DO THIS: Go through the listing and write out all of it exactly.

GIVEN ENTRIES:
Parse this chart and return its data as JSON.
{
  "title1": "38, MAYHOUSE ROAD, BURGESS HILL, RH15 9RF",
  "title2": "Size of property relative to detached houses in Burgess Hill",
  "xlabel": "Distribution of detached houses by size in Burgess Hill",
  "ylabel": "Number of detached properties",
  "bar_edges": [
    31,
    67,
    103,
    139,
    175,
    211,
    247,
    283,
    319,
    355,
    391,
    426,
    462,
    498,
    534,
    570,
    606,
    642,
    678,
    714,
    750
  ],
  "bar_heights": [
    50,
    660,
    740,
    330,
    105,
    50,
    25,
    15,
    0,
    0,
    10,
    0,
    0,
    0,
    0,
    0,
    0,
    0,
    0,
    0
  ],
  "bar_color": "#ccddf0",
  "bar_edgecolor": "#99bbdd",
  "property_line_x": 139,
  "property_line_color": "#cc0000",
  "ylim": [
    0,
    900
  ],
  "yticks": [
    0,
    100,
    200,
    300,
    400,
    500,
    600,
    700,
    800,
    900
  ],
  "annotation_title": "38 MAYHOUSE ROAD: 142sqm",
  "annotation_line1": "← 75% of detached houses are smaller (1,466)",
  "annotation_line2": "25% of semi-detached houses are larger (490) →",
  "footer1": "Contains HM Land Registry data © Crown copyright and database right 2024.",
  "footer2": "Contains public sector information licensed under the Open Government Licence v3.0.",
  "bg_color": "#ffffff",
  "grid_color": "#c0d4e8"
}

ANSWER TO THE EXERCISE:
Parse this chart and return its data as JSON.
{
  "title1": "38, MAYHOUSE ROAD, BURGESS HILL, RH15 9RF",
  "title2": "Size of property relative to detached houses in Burgess Hill",
  "xlabel": "Distribution of detached houses by size in Burgess Hill",
  "ylabel": "Number of detached properties",
  "bar_edges": [
    31,
    67,
    103,
    139,
    175,
    211,
    247,
    283,
    319,
    355,
    391,
    426,
    462,
    498,
    534,
    570,
    606,
    642,
    678,
    714,
    750
  ],
  "bar_heights": [
    50,
    660,
    740,
    330,
    105,
    50,
    25,
    15,
    0,
    0,
    10,
    0,
    0,
    0,
    0,
    0,
    0,
    0,
    0,
    0
  ],
  "bar_color": "#ccddf0",
  "bar_edgecolor": "#99bbdd",
  "property_line_x": 139,
  "property_line_color": "#cc0000",
  "ylim": [
    0,
    900
  ],
  "yticks": [
    0,
    100,
    200,
    300,
    400,
    500,
    600,
    700,
    800,
    900
  ],
  "annotation_title": "38 MAYHOUSE ROAD: 142sqm",
  "annotation_line1": "← 75% of detached houses are smaller (1,466)",
  "annotation_line2": "25% of semi-detached houses are larger (490) →",
  "footer1": "Contains HM Land Registry data © Crown copyright and database right 2024.",
  "footer2": "Contains public sector information licensed under the Open Government Licence v3.0.",
  "bg_color": "#ffffff",
  "grid_color": "#c0d4e8"
}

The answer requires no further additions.